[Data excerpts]
↓

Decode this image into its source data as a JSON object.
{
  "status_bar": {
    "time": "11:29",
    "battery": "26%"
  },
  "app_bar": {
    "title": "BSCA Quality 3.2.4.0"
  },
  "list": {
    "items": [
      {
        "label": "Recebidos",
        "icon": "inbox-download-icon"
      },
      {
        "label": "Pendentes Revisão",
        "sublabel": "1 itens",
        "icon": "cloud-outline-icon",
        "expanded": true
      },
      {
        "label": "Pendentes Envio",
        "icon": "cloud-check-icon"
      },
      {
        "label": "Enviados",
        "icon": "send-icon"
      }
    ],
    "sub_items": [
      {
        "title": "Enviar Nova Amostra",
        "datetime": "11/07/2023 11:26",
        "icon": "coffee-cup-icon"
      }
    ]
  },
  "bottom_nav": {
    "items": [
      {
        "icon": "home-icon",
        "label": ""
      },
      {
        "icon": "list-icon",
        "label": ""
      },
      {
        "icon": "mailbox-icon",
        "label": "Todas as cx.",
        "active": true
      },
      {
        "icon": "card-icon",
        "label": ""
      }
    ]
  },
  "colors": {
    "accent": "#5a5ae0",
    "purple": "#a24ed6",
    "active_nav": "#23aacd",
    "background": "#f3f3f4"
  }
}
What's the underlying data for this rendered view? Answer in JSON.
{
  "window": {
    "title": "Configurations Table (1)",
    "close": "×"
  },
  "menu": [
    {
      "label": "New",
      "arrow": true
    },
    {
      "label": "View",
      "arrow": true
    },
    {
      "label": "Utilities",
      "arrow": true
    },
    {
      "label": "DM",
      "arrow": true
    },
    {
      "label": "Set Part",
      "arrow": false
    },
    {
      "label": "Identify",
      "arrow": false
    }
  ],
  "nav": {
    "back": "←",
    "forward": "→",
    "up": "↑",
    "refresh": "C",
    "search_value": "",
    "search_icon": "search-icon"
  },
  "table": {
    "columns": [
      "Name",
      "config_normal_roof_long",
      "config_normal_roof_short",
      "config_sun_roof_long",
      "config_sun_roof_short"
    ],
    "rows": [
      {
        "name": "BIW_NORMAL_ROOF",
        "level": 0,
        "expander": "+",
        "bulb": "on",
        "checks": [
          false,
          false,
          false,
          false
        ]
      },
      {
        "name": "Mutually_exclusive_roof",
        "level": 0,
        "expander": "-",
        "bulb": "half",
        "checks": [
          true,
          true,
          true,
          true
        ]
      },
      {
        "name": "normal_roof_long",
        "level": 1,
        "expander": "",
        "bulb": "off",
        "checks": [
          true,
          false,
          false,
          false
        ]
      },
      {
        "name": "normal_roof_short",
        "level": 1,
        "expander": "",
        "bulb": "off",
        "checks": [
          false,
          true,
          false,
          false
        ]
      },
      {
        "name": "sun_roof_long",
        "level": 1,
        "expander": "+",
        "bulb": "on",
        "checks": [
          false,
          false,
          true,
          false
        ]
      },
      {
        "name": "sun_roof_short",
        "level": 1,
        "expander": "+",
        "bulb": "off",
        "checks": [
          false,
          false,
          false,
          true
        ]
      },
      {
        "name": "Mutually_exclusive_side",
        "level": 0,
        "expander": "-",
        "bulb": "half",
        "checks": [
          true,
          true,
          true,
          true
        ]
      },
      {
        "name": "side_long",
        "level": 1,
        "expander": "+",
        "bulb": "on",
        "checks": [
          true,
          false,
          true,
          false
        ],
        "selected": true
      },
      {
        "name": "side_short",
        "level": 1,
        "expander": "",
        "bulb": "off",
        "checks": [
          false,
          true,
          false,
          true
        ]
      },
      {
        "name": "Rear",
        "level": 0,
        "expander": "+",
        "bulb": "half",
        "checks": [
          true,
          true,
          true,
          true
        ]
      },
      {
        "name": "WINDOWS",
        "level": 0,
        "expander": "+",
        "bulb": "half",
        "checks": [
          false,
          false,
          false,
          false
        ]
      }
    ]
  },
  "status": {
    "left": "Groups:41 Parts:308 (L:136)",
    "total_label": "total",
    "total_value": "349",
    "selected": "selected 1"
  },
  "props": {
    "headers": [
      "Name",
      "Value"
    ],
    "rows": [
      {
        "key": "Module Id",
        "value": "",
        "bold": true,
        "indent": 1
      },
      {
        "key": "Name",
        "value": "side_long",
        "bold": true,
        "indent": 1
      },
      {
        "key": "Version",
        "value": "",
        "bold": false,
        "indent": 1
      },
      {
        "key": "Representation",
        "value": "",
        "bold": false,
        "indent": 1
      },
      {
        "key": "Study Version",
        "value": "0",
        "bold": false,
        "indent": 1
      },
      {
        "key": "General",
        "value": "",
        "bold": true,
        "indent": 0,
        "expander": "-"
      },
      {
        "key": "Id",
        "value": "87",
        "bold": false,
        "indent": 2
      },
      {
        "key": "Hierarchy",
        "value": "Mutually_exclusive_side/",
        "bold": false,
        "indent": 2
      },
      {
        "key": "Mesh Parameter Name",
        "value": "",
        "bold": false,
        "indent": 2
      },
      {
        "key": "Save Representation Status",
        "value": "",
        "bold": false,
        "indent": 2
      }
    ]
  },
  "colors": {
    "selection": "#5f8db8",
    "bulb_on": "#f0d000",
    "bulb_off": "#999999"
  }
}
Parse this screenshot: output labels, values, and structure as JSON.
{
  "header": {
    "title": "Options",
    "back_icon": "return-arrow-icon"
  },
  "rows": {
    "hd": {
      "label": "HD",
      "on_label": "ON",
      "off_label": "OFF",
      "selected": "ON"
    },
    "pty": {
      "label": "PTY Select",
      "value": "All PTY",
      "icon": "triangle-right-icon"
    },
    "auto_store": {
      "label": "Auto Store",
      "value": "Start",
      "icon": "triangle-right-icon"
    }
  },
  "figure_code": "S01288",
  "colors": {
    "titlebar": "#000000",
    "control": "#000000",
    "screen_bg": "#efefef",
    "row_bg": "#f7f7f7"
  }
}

↑

> What you will do: Exactly reproduce every record.

> Answer to the problem:
Decode this image into its source data as a JSON object.
{
  "status_bar": {
    "time": "11:29",
    "battery": "26%"
  },
  "app_bar": {
    "title": "BSCA Quality 3.2.4.0"
  },
  "list": {
    "items": [
      {
        "label": "Recebidos",
        "icon": "inbox-download-icon"
      },
      {
        "label": "Pendentes Revisão",
        "sublabel": "1 itens",
        "icon": "cloud-outline-icon",
        "expanded": true
      },
      {
        "label": "Pendentes Envio",
        "icon": "cloud-check-icon"
      },
      {
        "label": "Enviados",
        "icon": "send-icon"
      }
    ],
    "sub_items": [
      {
        "title": "Enviar Nova Amostra",
        "datetime": "11/07/2023 11:26",
        "icon": "coffee-cup-icon"
      }
    ]
  },
  "bottom_nav": {
    "items": [
      {
        "icon": "home-icon",
        "label": ""
      },
      {
        "icon": "list-icon",
        "label": ""
      },
      {
        "icon": "mailbox-icon",
        "label": "Todas as cx.",
        "active": true
      },
      {
        "icon": "card-icon",
        "label": ""
      }
    ]
  },
  "colors": {
    "accent": "#5a5ae0",
    "purple": "#a24ed6",
    "active_nav": "#23aacd",
    "background": "#f3f3f4"
  }
}
What's the underlying data for this rendered view? Answer in JSON.
{
  "window": {
    "title": "Configurations Table (1)",
    "close": "×"
  },
  "menu": [
    {
      "label": "New",
      "arrow": true
    },
    {
      "label": "View",
      "arrow": true
    },
    {
      "label": "Utilities",
      "arrow": true
    },
    {
      "label": "DM",
      "arrow": true
    },
    {
      "label": "Set Part",
      "arrow": false
    },
    {
      "label": "Identify",
      "arrow": false
    }
  ],
  "nav": {
    "back": "←",
    "forward": "→",
    "up": "↑",
    "refresh": "C",
    "search_value": "",
    "search_icon": "search-icon"
  },
  "table": {
    "columns": [
      "Name",
      "config_normal_roof_long",
      "config_normal_roof_short",
      "config_sun_roof_long",
      "config_sun_roof_short"
    ],
    "rows": [
      {
        "name": "BIW_NORMAL_ROOF",
        "level": 0,
        "expander": "+",
        "bulb": "on",
        "checks": [
          false,
          false,
          false,
          false
        ]
      },
      {
        "name": "Mutually_exclusive_roof",
        "level": 0,
        "expander": "-",
        "bulb": "half",
        "checks": [
          true,
          true,
          true,
          true
        ]
      },
      {
        "name": "normal_roof_long",
        "level": 1,
        "expander": "",
        "bulb": "off",
        "checks": [
          true,
          false,
          false,
          false
        ]
      },
      {
        "name": "normal_roof_short",
        "level": 1,
        "expander": "",
        "bulb": "off",
        "checks": [
          false,
          true,
          false,
          false
        ]
      },
      {
        "name": "sun_roof_long",
        "level": 1,
        "expander": "+",
        "bulb": "on",
        "checks": [
          false,
          false,
          true,
          false
        ]
      },
      {
        "name": "sun_roof_short",
        "level": 1,
        "expander": "+",
        "bulb": "off",
        "checks": [
          false,
          false,
          false,
          true
        ]
      },
      {
        "name": "Mutually_exclusive_side",
        "level": 0,
        "expander": "-",
        "bulb": "half",
        "checks": [
          true,
          true,
          true,
          true
        ]
      },
      {
        "name": "side_long",
        "level": 1,
        "expander": "+",
        "bulb": "on",
        "checks": [
          true,
          false,
          true,
          false
        ],
        "selected": true
      },
      {
        "name": "side_short",
        "level": 1,
        "expander": "",
        "bulb": "off",
        "checks": [
          false,
          true,
          false,
          true
        ]
      },
      {
        "name": "Rear",
        "level": 0,
        "expander": "+",
        "bulb": "half",
        "checks": [
          true,
          true,
          true,
          true
        ]
      },
      {
        "name": "WINDOWS",
        "level": 0,
        "expander": "+",
        "bulb": "half",
        "checks": [
          false,
          false,
          false,
          false
        ]
      }
    ]
  },
  "status": {
    "left": "Groups:41 Parts:308 (L:136)",
    "total_label": "total",
    "total_value": "349",
    "selected": "selected 1"
  },
  "props": {
    "headers": [
      "Name",
      "Value"
    ],
    "rows": [
      {
        "key": "Module Id",
        "value": "",
        "bold": true,
        "indent": 1
      },
      {
        "key": "Name",
        "value": "side_long",
        "bold": true,
        "indent": 1
      },
      {
        "key": "Version",
        "value": "",
        "bold": false,
        "indent": 1
      },
      {
        "key": "Representation",
        "value": "",
        "bold": false,
        "indent": 1
      },
      {
        "key": "Study Version",
        "value": "0",
        "bold": false,
        "indent": 1
      },
      {
        "key": "General",
        "value": "",
        "bold": true,
        "indent": 0,
        "expander": "-"
      },
      {
        "key": "Id",
        "value": "87",
        "bold": false,
        "indent": 2
      },
      {
        "key": "Hierarchy",
        "value": "Mutually_exclusive_side/",
        "bold": false,
        "indent": 2
      },
      {
        "key": "Mesh Parameter Name",
        "value": "",
        "bold": false,
        "indent": 2
      },
      {
        "key": "Save Representation Status",
        "value": "",
        "bold": false,
        "indent": 2
      }
    ]
  },
  "colors": {
    "selection": "#5f8db8",
    "bulb_on": "#f0d000",
    "bulb_off": "#999999"
  }
}
Parse this screenshot: output labels, values, and structure as JSON.
{
  "header": {
    "title": "Options",
    "back_icon": "return-arrow-icon"
  },
  "rows": {
    "hd": {
      "label": "HD",
      "on_label": "ON",
      "off_label": "OFF",
      "selected": "ON"
    },
    "pty": {
      "label": "PTY Select",
      "value": "All PTY",
      "icon": "triangle-right-icon"
    },
    "auto_store": {
      "label": "Auto Store",
      "value": "Start",
      "icon": "triangle-right-icon"
    }
  },
  "figure_code": "S01288",
  "colors": {
    "titlebar": "#000000",
    "control": "#000000",
    "screen_bg": "#efefef",
    "row_bg": "#f7f7f7"
  }
}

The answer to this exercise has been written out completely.